(Set problem):
Reproduce the passage below on teaching high-frequency words in full, word for word, from its heading through its last sentence.

Regularly Spelled and Irregularly Spelled High-Frequency Words

When we teach high-frequency words through graphophonemic analysis, as reading research recommends we do, then we need different techniques for teaching different kinds of high-frequency words, since more “regular” high-frequency words—like “can”, “not,” and “did”—have obvious letter-sound relationships, and more “irregular” high-frequency words—like “said,” “are,” and “where”—have less-obvious letter-sound relationships. Below are some suggestions for techniques for teaching both regularly spelled and irregularly spelled high-frequency words.

  • Words that are regularly spelled should whenever possible be integrated into the class’s existing phonics scope and sequence. For example, regularly spelled high-frequency words like “if,” “am,” and “at” should be introduced when children are learning short vowel spelling patterns, and regularly spelled high-frequency words like “her,” “for,” and “or” should be introduced later when children are learning r-controlled vowels. Similarly, regularly spelled high-frequency words with two syllables—like “after”, “never,” and “better”—should be taught when other multisyllabic words are being taught.

(Supplied material):

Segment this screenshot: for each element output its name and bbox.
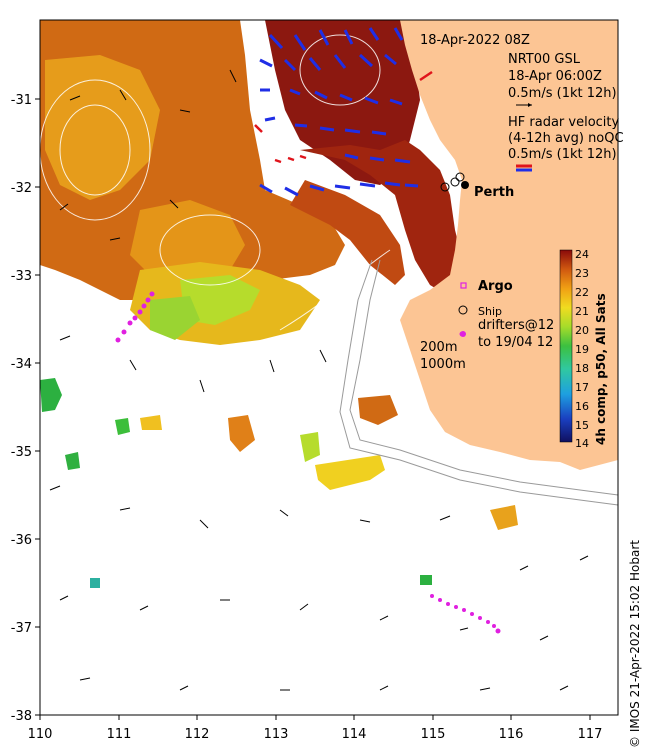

(Expected output):
Regularly Spelled and Irregularly Spelled High-Frequency Words

When we teach high-frequency words through graphophonemic analysis, as reading research recommends we do, then we need different techniques for teaching different kinds of high-frequency words, since more “regular” high-frequency words—like “can”, “not,” and “did”—have obvious letter-sound relationships, and more “irregular” high-frequency words—like “said,” “are,” and “where”—have less-obvious letter-sound relationships. Below are some suggestions for techniques for teaching both regularly spelled and irregularly spelled high-frequency words.

  • Words that are regularly spelled should whenever possible be integrated into the class’s existing phonics scope and sequence. For example, regularly spelled high-frequency words like “if,” “am,” and “at” should be introduced when children are learning short vowel spelling patterns, and regularly spelled high-frequency words like “her,” “for,” and “or” should be introduced later when children are learning r-controlled vowels. Similarly, regularly spelled high-frequency words with two syllables—like “after”, “never,” and “better”—should be taught when other multisyllabic words are being taught.